(A block of data)
## BEGIN

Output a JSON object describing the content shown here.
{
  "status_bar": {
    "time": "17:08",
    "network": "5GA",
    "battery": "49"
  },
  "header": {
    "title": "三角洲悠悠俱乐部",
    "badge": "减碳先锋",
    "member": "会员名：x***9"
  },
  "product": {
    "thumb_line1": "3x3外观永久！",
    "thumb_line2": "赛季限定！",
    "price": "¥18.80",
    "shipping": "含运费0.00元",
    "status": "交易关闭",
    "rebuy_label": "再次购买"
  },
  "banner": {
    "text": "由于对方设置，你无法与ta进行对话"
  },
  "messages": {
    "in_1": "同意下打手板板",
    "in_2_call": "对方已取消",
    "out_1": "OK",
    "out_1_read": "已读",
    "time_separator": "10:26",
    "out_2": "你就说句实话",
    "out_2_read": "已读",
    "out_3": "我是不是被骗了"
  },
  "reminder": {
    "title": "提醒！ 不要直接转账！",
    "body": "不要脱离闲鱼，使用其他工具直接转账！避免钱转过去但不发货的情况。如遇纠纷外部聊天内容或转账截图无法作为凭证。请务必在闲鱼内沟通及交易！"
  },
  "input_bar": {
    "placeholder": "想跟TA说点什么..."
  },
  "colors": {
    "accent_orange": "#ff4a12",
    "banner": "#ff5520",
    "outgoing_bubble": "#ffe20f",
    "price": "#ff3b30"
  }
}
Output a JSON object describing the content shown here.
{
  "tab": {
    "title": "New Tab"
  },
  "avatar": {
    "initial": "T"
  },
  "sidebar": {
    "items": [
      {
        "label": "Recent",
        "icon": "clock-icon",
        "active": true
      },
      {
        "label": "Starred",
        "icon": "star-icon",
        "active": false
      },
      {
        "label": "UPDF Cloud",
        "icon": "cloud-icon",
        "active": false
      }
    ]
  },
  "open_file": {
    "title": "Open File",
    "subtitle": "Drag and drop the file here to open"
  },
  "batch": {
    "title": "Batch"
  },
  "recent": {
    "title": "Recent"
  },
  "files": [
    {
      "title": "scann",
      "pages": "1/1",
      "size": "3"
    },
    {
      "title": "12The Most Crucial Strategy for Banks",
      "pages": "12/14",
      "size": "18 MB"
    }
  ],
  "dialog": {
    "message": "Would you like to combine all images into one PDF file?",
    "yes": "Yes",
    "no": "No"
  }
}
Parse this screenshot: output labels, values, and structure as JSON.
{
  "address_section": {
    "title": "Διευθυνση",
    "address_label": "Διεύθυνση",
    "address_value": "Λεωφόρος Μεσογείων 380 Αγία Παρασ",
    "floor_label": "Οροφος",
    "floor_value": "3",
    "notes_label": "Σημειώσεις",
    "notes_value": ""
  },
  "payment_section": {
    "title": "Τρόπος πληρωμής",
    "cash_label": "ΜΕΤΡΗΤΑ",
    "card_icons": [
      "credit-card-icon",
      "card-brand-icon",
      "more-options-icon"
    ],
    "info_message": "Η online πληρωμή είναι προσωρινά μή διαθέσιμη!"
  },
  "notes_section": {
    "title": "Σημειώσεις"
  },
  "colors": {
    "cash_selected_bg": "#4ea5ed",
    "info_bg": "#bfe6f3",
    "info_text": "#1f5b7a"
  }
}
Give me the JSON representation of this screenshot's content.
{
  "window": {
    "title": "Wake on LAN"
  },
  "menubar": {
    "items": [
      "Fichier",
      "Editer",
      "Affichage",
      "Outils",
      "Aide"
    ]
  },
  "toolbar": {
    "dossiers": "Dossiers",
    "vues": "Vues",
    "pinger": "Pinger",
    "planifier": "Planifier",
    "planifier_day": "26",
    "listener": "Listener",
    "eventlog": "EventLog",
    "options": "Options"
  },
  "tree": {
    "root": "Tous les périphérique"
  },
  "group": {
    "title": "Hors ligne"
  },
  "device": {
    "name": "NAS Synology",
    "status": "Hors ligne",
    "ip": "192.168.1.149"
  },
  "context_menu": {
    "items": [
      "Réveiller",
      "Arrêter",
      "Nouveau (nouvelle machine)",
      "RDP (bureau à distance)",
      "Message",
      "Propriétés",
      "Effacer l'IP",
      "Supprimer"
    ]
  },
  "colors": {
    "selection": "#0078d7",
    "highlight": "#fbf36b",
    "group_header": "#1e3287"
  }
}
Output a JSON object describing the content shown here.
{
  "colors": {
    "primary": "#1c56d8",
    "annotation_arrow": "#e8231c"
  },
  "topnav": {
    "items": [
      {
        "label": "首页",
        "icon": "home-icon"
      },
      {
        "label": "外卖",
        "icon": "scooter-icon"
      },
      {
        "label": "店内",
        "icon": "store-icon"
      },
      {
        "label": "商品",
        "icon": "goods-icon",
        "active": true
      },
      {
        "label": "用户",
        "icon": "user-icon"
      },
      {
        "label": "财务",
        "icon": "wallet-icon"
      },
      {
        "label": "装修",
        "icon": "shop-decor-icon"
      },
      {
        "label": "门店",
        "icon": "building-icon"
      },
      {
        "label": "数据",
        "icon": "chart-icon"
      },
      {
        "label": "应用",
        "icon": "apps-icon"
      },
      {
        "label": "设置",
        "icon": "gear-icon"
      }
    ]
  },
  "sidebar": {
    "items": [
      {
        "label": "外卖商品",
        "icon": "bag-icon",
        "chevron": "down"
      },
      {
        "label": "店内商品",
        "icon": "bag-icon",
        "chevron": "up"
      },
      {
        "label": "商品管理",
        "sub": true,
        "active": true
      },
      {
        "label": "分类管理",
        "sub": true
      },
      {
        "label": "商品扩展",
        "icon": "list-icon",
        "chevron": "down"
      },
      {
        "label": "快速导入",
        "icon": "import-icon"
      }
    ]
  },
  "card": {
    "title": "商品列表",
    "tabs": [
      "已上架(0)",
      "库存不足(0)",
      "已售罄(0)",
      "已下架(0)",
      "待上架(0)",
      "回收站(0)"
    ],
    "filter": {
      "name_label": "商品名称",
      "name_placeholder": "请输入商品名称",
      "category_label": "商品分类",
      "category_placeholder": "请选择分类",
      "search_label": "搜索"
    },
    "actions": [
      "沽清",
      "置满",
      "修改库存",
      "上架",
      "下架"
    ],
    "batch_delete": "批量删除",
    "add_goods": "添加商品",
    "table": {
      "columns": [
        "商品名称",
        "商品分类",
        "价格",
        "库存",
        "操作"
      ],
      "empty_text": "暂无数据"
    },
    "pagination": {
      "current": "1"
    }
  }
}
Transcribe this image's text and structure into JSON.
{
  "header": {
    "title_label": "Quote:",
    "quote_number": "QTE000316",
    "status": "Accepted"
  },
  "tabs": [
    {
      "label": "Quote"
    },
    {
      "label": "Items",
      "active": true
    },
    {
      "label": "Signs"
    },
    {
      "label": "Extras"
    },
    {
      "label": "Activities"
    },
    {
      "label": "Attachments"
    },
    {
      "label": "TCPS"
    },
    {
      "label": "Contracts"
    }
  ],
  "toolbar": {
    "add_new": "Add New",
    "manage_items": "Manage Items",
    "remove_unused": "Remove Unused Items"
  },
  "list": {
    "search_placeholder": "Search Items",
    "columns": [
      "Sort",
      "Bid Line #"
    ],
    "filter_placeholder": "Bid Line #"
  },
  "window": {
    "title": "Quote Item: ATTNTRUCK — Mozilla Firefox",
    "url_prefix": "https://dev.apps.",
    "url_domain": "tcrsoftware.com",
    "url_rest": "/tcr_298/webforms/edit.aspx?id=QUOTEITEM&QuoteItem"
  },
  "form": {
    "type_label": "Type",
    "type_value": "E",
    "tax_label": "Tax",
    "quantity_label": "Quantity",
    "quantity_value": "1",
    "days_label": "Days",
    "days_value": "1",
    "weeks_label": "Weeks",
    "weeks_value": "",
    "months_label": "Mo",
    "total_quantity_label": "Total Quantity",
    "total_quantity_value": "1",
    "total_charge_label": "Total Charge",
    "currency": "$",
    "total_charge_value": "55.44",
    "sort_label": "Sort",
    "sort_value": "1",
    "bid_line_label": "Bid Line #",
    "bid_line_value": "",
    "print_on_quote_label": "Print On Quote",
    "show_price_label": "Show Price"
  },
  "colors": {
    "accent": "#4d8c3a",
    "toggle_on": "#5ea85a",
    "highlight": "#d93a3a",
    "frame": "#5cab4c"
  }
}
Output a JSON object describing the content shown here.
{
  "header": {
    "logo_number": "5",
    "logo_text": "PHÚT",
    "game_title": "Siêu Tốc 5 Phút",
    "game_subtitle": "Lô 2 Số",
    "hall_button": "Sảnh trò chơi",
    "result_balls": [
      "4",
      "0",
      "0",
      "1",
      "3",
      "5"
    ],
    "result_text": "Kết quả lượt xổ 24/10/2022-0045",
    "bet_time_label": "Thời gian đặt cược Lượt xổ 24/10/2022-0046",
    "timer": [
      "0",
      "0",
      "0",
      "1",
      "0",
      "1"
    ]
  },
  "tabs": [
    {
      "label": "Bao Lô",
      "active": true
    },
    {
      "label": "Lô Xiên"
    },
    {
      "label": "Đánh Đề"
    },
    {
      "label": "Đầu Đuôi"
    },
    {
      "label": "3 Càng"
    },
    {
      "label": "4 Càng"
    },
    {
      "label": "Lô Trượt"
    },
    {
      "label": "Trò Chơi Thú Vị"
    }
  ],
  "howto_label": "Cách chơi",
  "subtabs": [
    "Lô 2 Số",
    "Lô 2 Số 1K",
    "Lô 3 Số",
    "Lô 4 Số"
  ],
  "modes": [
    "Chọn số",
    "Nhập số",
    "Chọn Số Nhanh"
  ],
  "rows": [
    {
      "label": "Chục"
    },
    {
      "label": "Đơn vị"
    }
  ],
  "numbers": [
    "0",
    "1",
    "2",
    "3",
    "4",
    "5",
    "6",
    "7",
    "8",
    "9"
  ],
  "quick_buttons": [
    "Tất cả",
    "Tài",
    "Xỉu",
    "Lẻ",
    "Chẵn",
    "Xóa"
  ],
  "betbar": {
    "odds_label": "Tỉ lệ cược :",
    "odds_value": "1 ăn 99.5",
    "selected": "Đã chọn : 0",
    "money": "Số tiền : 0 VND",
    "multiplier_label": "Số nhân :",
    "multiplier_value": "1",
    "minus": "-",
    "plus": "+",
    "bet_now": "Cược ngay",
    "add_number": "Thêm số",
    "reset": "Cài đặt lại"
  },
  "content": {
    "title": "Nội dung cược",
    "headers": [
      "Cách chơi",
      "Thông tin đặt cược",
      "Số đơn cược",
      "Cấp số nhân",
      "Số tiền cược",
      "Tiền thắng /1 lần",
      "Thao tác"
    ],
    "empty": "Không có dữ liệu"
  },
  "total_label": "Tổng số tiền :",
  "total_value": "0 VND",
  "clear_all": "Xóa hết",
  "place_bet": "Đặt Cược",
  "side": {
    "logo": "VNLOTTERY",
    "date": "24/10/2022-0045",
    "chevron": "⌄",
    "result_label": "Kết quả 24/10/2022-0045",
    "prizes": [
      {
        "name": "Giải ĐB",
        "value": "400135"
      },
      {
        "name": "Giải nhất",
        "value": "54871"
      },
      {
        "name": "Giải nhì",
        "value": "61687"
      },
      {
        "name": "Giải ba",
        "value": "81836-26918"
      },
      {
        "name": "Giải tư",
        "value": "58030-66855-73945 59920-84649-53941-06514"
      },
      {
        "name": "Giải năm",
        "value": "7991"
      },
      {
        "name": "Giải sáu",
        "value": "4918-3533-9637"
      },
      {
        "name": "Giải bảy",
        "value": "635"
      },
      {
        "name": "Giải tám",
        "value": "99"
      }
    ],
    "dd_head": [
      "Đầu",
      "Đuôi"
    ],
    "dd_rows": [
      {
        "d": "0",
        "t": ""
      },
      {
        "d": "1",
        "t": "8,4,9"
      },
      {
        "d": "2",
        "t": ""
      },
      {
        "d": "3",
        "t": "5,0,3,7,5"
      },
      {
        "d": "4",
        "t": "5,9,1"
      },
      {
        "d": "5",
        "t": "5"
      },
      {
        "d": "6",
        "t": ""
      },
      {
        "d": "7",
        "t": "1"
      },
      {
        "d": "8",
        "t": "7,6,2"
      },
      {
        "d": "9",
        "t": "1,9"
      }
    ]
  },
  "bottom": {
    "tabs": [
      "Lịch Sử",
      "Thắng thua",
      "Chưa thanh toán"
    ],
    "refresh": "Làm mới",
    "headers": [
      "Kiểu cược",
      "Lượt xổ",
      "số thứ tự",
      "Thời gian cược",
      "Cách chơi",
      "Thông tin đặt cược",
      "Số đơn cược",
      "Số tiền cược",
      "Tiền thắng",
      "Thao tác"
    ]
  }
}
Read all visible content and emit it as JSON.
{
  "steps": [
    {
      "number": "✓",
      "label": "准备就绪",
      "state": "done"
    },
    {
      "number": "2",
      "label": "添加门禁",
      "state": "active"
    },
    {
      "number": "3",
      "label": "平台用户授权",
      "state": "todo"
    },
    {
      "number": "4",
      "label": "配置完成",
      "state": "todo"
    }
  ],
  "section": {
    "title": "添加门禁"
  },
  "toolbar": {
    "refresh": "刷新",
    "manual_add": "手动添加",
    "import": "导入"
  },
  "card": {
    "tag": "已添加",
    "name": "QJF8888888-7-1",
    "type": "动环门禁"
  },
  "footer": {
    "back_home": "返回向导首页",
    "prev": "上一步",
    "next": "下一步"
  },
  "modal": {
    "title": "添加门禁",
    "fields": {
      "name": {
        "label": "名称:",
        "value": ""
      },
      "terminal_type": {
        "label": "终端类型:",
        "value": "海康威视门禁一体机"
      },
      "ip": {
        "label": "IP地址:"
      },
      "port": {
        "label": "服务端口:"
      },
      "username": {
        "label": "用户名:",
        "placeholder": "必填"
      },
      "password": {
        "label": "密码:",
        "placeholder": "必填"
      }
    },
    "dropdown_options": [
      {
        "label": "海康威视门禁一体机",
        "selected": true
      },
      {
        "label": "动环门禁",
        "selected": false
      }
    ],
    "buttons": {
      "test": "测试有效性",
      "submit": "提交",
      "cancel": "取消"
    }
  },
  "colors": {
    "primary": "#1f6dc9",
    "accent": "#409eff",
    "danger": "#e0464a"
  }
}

## END

The request:
Return each line of the listing that holds the string "gian".

Exercise solution:
    "bet_time_label": "Thời gian đặt cược Lượt xổ 24/10/2022-0046",
      "Thời gian cược",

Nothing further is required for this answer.